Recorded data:
'''

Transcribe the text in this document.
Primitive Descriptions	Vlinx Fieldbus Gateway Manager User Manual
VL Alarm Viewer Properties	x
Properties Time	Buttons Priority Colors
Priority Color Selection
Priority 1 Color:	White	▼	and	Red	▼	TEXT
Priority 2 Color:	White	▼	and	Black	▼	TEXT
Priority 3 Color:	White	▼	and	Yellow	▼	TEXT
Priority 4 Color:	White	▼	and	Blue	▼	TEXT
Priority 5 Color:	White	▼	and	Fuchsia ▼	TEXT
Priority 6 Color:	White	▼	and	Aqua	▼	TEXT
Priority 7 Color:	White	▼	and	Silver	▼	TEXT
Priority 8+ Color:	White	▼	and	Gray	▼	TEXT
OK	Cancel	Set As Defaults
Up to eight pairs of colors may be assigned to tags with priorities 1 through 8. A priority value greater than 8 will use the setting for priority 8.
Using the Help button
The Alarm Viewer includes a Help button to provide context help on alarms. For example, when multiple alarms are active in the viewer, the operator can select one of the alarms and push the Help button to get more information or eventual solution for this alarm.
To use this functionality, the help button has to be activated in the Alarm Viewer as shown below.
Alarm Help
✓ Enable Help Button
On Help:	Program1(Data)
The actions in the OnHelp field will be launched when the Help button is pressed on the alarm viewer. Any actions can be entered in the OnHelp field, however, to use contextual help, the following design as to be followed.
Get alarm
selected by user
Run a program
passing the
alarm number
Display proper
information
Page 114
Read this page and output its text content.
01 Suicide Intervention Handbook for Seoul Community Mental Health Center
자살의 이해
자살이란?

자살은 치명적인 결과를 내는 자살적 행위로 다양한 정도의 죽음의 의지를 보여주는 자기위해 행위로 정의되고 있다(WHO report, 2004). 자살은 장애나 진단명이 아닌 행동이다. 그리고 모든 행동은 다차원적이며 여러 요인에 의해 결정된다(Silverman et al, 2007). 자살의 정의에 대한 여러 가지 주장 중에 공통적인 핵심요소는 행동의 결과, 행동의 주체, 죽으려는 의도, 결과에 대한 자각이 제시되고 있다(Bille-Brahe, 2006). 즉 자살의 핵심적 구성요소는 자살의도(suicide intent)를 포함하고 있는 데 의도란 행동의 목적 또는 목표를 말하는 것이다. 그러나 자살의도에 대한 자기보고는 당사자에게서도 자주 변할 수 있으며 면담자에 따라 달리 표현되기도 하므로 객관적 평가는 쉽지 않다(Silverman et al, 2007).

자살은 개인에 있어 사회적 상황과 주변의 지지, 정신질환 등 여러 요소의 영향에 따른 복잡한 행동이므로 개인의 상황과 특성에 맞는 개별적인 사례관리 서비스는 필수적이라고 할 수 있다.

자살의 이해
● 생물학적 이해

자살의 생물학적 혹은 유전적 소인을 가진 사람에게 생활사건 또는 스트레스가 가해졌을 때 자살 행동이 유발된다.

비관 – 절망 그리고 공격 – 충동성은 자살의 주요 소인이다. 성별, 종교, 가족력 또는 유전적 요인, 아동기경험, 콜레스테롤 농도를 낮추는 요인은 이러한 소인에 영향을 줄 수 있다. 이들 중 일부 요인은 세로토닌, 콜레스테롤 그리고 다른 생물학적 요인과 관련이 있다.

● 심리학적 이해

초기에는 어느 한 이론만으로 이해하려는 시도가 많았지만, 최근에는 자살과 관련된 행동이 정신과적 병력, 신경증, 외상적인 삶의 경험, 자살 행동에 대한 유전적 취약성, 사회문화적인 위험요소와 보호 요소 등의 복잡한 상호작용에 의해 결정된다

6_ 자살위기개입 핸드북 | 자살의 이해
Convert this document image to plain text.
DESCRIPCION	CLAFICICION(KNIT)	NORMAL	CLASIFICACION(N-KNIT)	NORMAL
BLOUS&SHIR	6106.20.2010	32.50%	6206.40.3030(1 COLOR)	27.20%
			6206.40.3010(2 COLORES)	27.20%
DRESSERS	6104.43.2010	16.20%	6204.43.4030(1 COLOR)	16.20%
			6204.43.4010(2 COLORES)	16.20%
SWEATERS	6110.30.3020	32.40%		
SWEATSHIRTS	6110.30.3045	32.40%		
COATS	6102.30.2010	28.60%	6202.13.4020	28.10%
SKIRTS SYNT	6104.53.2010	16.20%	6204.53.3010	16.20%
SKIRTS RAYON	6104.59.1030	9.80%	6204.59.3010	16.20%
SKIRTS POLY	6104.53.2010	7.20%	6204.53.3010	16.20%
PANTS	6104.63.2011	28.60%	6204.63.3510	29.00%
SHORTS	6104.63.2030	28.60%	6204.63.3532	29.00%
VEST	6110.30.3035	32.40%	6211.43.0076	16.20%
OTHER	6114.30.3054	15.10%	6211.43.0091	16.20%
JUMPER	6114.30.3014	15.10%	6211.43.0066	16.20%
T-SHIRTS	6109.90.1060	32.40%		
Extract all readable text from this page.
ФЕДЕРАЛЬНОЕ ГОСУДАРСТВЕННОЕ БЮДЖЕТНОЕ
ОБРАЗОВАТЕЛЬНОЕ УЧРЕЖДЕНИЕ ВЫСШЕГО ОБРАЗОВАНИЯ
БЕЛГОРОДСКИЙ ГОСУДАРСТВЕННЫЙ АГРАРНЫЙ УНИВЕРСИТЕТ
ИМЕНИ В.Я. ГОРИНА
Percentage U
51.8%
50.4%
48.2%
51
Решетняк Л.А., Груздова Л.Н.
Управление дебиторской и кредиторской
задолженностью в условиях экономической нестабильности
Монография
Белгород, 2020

'''

BRIEF
Work out the number of lines in this listing that include the word "White". Reply with that number only.

EXERCISE RESULT
8